GOAL
Search the records for "screenshot". Copy every line where it appears.

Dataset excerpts
★ ★ ★ ★ ★ ★ ★
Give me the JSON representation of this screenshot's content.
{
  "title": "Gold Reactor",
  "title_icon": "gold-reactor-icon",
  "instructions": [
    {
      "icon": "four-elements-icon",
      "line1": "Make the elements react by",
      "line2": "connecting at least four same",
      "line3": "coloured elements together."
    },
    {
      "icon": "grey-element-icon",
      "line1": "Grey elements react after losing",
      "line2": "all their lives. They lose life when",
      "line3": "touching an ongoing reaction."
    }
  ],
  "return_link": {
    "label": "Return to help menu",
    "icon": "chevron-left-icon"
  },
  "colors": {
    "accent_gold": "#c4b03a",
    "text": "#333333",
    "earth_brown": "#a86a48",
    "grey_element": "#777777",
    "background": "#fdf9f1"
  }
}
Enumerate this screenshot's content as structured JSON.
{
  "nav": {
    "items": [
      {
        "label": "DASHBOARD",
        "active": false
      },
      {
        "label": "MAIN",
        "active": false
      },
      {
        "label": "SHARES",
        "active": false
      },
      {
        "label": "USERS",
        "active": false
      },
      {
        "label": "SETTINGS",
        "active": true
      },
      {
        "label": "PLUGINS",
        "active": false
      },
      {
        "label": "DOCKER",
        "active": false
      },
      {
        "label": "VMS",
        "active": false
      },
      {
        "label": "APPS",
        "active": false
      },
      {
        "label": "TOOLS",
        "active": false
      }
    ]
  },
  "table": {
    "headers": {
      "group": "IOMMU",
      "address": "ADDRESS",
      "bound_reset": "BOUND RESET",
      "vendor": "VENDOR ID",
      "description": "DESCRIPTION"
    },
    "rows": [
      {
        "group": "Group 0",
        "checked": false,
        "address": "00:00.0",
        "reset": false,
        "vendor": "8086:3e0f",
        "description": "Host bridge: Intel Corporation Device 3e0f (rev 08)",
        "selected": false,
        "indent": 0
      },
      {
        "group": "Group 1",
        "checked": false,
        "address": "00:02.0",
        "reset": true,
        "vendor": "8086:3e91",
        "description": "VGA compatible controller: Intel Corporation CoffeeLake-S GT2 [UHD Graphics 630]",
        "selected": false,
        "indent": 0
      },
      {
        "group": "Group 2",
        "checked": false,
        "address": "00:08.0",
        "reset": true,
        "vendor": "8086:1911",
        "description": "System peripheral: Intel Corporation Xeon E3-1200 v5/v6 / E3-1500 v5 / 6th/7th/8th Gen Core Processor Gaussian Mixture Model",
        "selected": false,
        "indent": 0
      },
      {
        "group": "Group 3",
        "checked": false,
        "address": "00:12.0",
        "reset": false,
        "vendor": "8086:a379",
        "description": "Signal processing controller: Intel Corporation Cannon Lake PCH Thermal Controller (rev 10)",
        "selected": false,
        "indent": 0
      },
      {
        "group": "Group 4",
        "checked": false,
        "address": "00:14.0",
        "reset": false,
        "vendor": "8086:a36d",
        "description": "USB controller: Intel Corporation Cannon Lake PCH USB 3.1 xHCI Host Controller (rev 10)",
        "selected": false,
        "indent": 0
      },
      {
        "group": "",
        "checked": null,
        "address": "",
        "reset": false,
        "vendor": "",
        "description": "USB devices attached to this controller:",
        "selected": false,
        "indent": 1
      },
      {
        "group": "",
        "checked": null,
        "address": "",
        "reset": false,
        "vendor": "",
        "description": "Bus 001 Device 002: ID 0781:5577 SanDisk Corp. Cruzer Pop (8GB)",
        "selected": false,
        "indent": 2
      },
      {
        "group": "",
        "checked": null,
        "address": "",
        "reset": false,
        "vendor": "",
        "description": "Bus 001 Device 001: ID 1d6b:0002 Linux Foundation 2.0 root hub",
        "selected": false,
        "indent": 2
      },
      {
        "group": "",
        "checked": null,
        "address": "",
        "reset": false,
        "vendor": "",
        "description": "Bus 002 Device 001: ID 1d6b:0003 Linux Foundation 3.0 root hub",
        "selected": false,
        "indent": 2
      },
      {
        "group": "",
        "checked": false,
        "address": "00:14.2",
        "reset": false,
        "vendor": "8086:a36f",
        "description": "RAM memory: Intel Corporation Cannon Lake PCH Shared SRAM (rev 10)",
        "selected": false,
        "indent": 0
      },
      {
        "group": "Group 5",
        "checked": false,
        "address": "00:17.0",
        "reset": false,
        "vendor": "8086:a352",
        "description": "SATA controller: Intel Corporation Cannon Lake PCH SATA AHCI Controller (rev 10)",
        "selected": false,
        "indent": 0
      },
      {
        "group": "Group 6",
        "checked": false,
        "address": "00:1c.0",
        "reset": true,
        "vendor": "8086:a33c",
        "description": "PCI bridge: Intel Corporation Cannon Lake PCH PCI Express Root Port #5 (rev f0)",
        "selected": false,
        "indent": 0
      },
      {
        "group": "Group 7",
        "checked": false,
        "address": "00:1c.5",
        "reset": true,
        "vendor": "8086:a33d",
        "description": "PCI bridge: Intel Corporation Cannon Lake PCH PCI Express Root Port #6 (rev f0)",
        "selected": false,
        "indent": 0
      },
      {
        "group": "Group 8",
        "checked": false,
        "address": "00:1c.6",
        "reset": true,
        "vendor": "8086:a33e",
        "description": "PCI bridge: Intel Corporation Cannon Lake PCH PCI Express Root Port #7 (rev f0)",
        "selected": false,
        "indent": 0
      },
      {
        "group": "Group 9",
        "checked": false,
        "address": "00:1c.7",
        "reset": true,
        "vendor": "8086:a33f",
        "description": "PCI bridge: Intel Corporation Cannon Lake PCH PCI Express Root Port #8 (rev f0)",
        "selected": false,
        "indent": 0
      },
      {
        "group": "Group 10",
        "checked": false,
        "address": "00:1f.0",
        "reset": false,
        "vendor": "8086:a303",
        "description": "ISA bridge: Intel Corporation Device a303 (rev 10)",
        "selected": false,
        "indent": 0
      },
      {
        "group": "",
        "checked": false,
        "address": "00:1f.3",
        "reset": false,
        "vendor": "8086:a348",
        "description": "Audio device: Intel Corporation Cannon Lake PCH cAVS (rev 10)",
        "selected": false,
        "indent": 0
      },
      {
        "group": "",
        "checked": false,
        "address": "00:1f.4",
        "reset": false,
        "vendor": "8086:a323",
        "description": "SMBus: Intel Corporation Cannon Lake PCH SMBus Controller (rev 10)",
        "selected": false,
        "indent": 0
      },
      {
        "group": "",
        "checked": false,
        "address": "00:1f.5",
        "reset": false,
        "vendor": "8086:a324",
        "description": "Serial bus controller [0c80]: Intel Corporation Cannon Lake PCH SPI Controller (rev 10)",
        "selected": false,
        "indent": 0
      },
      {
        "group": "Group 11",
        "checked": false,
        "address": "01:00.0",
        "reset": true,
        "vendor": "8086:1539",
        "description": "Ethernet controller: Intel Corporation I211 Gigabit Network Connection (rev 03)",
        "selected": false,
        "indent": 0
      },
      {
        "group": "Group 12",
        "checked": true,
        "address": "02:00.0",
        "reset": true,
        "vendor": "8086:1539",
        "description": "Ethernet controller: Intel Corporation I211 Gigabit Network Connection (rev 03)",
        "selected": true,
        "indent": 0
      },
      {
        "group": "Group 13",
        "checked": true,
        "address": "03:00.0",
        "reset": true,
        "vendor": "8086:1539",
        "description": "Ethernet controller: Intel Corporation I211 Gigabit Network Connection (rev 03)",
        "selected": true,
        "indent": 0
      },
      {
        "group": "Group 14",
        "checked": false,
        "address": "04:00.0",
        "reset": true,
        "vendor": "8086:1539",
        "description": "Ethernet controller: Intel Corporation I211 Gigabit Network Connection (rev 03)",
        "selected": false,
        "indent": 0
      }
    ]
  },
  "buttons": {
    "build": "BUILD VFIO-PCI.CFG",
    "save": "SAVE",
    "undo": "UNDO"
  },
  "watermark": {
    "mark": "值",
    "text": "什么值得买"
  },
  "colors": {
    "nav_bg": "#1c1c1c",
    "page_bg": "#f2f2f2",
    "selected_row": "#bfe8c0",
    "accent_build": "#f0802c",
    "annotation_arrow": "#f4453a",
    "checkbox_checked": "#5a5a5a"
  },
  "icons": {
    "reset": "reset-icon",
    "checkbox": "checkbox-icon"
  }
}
★ ★ ★ ★ ★ ★ ★
ANSWER FOR THIS EXERCISE
Give me the JSON representation of this screenshot's content.
Enumerate this screenshot's content as structured JSON.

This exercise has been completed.